> _Chart and figure data_

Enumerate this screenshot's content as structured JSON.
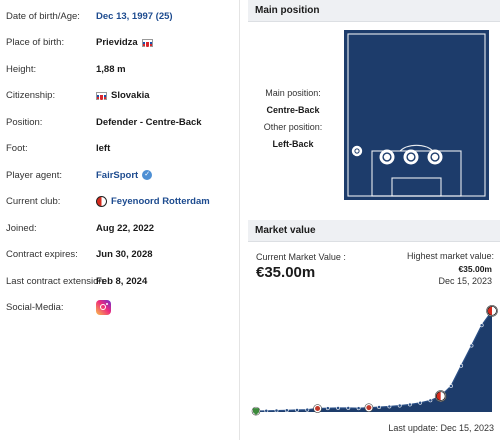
{
  "player_info": [
    {
      "label": "Date of birth/Age:",
      "value": "Dec 13, 1997 (25)",
      "style": "link"
    },
    {
      "label": "Place of birth:",
      "value": "Prievidza",
      "flag": "slovakia-flag"
    },
    {
      "label": "Height:",
      "value": "1,88 m"
    },
    {
      "label": "Citizenship:",
      "value": "Slovakia",
      "flag_before": "slovakia-flag"
    },
    {
      "label": "Position:",
      "value": "Defender - Centre-Back"
    },
    {
      "label": "Foot:",
      "value": "left"
    },
    {
      "label": "Player agent:",
      "value": "FairSport",
      "style": "link",
      "icon": "verified-icon"
    },
    {
      "label": "Current club:",
      "value": "Feyenoord Rotterdam",
      "style": "link",
      "icon": "club-crest-icon"
    },
    {
      "label": "Joined:",
      "value": "Aug 22, 2022"
    },
    {
      "label": "Contract expires:",
      "value": "Jun 30, 2028"
    },
    {
      "label": "Last contract extension:",
      "value": "Feb 8, 2024"
    },
    {
      "label": "Social-Media:",
      "value": "",
      "icon": "instagram-icon"
    }
  ],
  "main_position": {
    "header": "Main position",
    "main_label": "Main position:",
    "main_value": "Centre-Back",
    "other_label": "Other position:",
    "other_value": "Left-Back",
    "pitch_color": "#1d3c6b"
  },
  "market_value": {
    "header": "Market value",
    "current_label": "Current Market Value :",
    "current_value": "€35.00m",
    "highest_label": "Highest market value:",
    "highest_value": "€35.00m",
    "highest_date": "Dec 15, 2023",
    "last_update": "Last update: Dec 15, 2023",
    "accent_color": "#1d3c6b"
  },
  "chart_data": {
    "type": "area",
    "title": "",
    "xlabel": "",
    "ylabel": "",
    "x": [
      0,
      1,
      2,
      3,
      4,
      5,
      6,
      7,
      8,
      9,
      10,
      11,
      12,
      13,
      14,
      15,
      16,
      17,
      18,
      19,
      20,
      21,
      22,
      23
    ],
    "values": [
      0.3,
      0.4,
      0.5,
      0.6,
      0.7,
      0.8,
      1.2,
      1.3,
      1.4,
      1.4,
      1.3,
      1.5,
      1.7,
      1.9,
      2.2,
      2.6,
      3.2,
      4.0,
      5.5,
      9.0,
      16.0,
      23.0,
      30.0,
      35.0
    ],
    "ylim": [
      0,
      36
    ],
    "club_markers": [
      {
        "index": 0,
        "name": "early-club-crest-icon"
      },
      {
        "index": 6,
        "name": "mid-club-crest-icon"
      },
      {
        "index": 11,
        "name": "second-club-crest-icon"
      },
      {
        "index": 18,
        "name": "feyenoord-crest-icon"
      },
      {
        "index": 23,
        "name": "feyenoord-crest-icon"
      }
    ]
  }
}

> _TO BE DONE_
Reproduce the material word for word, minus the images.

> _COMPLETED EXERCISE_
Enumerate this screenshot's content as structured JSON.
{
  "player_info": [
    {
      "label": "Date of birth/Age:",
      "value": "Dec 13, 1997 (25)",
      "style": "link"
    },
    {
      "label": "Place of birth:",
      "value": "Prievidza",
      "flag": "slovakia-flag"
    },
    {
      "label": "Height:",
      "value": "1,88 m"
    },
    {
      "label": "Citizenship:",
      "value": "Slovakia",
      "flag_before": "slovakia-flag"
    },
    {
      "label": "Position:",
      "value": "Defender - Centre-Back"
    },
    {
      "label": "Foot:",
      "value": "left"
    },
    {
      "label": "Player agent:",
      "value": "FairSport",
      "style": "link",
      "icon": "verified-icon"
    },
    {
      "label": "Current club:",
      "value": "Feyenoord Rotterdam",
      "style": "link",
      "icon": "club-crest-icon"
    },
    {
      "label": "Joined:",
      "value": "Aug 22, 2022"
    },
    {
      "label": "Contract expires:",
      "value": "Jun 30, 2028"
    },
    {
      "label": "Last contract extension:",
      "value": "Feb 8, 2024"
    },
    {
      "label": "Social-Media:",
      "value": "",
      "icon": "instagram-icon"
    }
  ],
  "main_position": {
    "header": "Main position",
    "main_label": "Main position:",
    "main_value": "Centre-Back",
    "other_label": "Other position:",
    "other_value": "Left-Back",
    "pitch_color": "#1d3c6b"
  },
  "market_value": {
    "header": "Market value",
    "current_label": "Current Market Value :",
    "current_value": "€35.00m",
    "highest_label": "Highest market value:",
    "highest_value": "€35.00m",
    "highest_date": "Dec 15, 2023",
    "last_update": "Last update: Dec 15, 2023",
    "accent_color": "#1d3c6b"
  },
  "chart_data": {
    "type": "area",
    "title": "",
    "xlabel": "",
    "ylabel": "",
    "x": [
      0,
      1,
      2,
      3,
      4,
      5,
      6,
      7,
      8,
      9,
      10,
      11,
      12,
      13,
      14,
      15,
      16,
      17,
      18,
      19,
      20,
      21,
      22,
      23
    ],
    "values": [
      0.3,
      0.4,
      0.5,
      0.6,
      0.7,
      0.8,
      1.2,
      1.3,
      1.4,
      1.4,
      1.3,
      1.5,
      1.7,
      1.9,
      2.2,
      2.6,
      3.2,
      4.0,
      5.5,
      9.0,
      16.0,
      23.0,
      30.0,
      35.0
    ],
    "ylim": [
      0,
      36
    ],
    "club_markers": [
      {
        "index": 0,
        "name": "early-club-crest-icon"
      },
      {
        "index": 6,
        "name": "mid-club-crest-icon"
      },
      {
        "index": 11,
        "name": "second-club-crest-icon"
      },
      {
        "index": 18,
        "name": "feyenoord-crest-icon"
      },
      {
        "index": 23,
        "name": "feyenoord-crest-icon"
      }
    ]
  }
}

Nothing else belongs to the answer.